> TASK DETAILS
From the entries below, copy every line where the string "Vitesse" appears.

*** RECORDS TO USE

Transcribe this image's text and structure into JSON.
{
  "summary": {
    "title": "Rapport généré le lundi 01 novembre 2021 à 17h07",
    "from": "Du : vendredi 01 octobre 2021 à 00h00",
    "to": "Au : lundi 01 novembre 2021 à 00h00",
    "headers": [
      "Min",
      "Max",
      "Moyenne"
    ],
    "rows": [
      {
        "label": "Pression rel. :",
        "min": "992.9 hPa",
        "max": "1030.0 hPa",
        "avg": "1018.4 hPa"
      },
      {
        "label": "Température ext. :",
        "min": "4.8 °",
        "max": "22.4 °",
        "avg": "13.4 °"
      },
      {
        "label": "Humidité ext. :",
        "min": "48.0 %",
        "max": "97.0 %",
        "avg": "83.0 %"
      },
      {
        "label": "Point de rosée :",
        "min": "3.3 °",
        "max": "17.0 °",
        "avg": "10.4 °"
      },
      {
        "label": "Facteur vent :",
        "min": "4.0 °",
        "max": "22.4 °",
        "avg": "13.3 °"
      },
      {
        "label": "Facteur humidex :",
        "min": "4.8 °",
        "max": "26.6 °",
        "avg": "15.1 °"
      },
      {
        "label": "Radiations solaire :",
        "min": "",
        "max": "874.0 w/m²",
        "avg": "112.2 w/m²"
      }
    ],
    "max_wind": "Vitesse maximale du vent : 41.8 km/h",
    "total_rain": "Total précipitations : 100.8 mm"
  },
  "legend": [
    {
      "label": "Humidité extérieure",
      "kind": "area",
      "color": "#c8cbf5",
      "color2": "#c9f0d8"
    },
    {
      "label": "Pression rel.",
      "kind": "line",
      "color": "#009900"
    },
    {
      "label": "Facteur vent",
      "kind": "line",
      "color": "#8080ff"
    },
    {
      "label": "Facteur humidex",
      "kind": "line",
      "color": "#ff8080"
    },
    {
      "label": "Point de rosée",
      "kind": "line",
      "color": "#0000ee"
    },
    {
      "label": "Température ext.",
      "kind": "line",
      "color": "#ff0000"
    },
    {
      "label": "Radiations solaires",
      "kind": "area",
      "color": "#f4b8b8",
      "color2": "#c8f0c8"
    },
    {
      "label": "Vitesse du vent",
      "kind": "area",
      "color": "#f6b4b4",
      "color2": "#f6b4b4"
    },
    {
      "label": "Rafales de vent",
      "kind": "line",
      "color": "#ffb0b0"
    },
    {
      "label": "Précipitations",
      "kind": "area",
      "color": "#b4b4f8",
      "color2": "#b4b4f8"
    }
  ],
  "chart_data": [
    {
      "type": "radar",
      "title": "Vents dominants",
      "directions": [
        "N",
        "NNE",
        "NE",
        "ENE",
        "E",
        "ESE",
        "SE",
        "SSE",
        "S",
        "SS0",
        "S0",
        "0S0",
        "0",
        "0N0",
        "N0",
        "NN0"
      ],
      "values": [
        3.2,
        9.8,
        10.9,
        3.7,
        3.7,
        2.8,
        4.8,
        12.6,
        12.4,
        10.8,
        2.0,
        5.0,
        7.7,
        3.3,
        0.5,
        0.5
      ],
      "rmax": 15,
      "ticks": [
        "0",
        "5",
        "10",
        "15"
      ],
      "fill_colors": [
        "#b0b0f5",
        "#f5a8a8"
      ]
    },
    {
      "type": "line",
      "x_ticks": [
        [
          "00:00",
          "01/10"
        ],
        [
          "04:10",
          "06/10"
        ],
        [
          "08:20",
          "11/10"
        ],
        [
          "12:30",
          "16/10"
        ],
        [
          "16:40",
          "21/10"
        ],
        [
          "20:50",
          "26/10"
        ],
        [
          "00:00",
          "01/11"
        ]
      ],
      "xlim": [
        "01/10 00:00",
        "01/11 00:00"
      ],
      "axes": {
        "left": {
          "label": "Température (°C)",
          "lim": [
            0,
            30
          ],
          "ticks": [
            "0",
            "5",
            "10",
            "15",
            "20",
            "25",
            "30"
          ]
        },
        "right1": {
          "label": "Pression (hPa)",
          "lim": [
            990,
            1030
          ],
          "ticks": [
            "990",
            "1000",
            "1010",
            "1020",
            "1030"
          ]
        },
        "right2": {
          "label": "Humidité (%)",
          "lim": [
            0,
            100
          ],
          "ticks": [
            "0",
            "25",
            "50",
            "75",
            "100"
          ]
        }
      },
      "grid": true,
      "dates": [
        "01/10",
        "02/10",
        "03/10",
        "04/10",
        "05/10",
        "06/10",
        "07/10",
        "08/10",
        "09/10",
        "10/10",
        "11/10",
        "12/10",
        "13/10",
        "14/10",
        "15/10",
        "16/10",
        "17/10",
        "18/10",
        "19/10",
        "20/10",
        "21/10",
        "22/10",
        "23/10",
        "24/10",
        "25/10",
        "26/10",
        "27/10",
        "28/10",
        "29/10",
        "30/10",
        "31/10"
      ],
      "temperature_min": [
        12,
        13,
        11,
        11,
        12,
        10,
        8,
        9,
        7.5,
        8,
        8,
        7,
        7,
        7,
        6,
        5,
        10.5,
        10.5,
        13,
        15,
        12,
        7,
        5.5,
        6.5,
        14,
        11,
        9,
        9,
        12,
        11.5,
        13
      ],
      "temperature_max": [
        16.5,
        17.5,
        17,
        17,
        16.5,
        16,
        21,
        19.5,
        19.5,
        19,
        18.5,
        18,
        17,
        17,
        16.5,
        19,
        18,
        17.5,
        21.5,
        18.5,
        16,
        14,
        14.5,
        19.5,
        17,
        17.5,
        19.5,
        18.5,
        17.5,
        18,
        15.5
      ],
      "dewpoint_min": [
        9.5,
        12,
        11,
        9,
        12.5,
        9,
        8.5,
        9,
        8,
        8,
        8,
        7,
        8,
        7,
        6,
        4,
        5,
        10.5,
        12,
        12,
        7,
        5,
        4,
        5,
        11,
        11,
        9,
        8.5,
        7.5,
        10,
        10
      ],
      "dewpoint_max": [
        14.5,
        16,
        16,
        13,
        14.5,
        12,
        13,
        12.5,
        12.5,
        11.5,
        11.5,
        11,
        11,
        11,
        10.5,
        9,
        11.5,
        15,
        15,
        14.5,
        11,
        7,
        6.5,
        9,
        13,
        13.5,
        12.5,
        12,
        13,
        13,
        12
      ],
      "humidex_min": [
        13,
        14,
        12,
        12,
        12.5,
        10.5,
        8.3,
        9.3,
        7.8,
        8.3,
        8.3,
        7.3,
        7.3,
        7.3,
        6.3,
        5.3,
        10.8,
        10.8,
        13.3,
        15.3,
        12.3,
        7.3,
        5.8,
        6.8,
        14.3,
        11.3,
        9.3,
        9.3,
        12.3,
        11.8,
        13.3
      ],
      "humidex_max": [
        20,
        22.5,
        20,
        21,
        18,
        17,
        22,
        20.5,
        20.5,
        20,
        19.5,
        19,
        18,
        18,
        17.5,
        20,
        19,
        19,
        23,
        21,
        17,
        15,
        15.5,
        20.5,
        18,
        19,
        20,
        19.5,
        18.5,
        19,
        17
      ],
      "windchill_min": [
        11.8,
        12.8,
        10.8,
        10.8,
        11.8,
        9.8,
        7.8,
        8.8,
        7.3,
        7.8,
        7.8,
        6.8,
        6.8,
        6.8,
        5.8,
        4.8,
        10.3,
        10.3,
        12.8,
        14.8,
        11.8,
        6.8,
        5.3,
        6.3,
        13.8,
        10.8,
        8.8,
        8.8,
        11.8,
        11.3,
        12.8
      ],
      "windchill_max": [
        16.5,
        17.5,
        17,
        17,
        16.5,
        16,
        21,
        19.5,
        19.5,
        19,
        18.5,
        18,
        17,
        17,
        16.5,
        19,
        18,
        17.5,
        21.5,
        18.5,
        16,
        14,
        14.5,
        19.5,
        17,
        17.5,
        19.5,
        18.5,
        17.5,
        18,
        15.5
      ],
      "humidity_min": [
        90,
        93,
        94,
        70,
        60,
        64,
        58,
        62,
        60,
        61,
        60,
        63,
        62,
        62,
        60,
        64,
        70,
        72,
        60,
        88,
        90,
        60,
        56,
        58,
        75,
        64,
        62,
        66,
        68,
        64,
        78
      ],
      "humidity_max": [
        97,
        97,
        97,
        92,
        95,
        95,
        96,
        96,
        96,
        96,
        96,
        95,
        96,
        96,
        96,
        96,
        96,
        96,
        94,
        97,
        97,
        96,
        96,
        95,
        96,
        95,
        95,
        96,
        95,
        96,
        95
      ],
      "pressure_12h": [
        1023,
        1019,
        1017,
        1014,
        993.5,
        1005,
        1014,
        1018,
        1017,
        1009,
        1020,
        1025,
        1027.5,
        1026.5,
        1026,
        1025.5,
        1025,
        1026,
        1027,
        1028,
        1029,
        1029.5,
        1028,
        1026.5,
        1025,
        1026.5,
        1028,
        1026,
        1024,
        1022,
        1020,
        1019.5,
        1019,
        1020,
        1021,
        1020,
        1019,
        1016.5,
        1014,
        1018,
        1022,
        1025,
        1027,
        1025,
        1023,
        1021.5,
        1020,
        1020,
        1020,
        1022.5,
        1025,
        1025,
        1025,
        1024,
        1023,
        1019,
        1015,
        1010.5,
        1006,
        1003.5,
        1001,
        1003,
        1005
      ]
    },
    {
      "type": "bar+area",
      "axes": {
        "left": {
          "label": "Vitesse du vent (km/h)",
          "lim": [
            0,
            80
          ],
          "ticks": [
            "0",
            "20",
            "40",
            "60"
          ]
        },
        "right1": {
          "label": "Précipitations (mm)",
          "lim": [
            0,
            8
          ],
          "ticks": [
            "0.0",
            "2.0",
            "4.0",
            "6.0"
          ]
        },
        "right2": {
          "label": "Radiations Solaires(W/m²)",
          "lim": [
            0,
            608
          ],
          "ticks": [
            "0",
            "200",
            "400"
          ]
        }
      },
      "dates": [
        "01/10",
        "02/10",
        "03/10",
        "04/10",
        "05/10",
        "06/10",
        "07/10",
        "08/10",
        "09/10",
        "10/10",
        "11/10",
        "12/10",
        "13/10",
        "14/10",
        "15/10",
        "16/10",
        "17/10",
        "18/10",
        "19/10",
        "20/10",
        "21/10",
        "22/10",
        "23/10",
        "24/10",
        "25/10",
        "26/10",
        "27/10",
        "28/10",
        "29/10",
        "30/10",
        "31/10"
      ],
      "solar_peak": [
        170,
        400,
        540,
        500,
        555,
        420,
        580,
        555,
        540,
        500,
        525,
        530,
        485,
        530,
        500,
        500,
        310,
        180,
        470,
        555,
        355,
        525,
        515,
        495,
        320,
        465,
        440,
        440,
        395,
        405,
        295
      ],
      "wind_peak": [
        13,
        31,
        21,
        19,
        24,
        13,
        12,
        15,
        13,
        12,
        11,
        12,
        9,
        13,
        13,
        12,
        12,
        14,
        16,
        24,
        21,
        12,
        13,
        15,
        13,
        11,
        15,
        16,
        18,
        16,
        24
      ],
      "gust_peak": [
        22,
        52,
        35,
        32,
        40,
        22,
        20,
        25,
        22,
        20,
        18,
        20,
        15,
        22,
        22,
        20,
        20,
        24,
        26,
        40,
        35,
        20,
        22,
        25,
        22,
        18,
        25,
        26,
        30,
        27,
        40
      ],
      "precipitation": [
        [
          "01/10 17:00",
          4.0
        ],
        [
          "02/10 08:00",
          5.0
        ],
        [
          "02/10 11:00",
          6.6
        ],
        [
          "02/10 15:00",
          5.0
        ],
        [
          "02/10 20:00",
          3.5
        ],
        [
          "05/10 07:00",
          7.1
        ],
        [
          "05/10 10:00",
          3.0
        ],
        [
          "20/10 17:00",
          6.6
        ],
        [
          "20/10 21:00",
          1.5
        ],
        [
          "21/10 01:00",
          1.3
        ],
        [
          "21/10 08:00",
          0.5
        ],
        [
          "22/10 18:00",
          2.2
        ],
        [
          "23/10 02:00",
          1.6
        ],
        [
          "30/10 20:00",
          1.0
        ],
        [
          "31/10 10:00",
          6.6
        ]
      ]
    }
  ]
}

******

> FINISHED EXERCISE
    "max_wind": "Vitesse maximale du vent : 41.8 km/h",
      "label": "Vitesse du vent",
          "label": "Vitesse du vent (km/h)",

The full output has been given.